What the task requires » Report only the number of lines in the records that contain the word "this".

Stored items from a collection:
%%
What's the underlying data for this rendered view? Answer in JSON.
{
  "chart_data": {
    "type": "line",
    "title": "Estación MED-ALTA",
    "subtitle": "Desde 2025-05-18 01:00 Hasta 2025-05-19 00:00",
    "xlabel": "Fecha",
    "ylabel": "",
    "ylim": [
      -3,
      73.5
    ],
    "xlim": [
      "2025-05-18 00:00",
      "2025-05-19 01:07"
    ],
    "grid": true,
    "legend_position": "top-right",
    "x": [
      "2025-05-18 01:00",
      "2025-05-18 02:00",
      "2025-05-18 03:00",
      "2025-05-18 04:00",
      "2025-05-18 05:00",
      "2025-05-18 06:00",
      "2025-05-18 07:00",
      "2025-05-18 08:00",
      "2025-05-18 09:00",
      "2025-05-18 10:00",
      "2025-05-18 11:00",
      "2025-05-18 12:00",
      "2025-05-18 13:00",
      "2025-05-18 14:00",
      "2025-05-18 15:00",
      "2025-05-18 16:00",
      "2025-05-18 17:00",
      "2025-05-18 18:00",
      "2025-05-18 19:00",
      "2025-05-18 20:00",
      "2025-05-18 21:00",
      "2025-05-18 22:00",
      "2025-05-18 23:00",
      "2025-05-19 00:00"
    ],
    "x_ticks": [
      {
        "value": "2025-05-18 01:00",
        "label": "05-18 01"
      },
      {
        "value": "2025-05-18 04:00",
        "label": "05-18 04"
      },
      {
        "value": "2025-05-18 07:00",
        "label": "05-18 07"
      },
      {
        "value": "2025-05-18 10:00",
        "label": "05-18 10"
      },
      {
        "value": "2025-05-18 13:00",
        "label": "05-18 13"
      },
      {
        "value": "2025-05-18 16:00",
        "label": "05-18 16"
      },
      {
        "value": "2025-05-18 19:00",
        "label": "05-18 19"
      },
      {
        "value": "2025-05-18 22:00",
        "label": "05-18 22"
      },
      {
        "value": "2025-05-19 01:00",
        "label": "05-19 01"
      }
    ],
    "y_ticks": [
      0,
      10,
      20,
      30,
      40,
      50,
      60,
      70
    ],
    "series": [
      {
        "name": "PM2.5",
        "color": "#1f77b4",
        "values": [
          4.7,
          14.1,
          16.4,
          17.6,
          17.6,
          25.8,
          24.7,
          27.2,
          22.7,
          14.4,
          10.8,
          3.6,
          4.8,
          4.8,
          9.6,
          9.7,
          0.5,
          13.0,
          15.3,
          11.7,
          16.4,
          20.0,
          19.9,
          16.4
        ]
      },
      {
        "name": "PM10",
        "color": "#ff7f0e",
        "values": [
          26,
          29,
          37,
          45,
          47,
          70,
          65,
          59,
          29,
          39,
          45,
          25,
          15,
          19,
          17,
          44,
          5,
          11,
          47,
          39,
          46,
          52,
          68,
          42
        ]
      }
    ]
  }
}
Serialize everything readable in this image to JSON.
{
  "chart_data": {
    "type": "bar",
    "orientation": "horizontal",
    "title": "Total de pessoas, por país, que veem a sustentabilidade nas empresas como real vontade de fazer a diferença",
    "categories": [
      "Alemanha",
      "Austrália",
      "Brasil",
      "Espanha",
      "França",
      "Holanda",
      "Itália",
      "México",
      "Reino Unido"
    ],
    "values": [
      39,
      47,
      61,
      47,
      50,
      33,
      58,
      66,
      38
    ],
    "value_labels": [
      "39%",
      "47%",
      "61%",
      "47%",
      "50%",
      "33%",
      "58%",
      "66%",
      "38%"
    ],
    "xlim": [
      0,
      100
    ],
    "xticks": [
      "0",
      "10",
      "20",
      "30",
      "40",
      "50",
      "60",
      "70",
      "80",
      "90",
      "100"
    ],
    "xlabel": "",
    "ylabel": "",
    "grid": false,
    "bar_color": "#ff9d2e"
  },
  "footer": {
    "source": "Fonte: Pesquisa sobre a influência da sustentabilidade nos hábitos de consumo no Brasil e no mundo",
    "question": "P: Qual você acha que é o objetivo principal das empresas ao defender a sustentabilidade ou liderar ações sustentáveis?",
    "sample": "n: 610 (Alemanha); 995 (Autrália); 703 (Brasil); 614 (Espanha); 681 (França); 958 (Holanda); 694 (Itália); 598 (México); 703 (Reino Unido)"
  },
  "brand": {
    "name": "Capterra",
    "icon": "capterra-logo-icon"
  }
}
%%
Worked solution » 2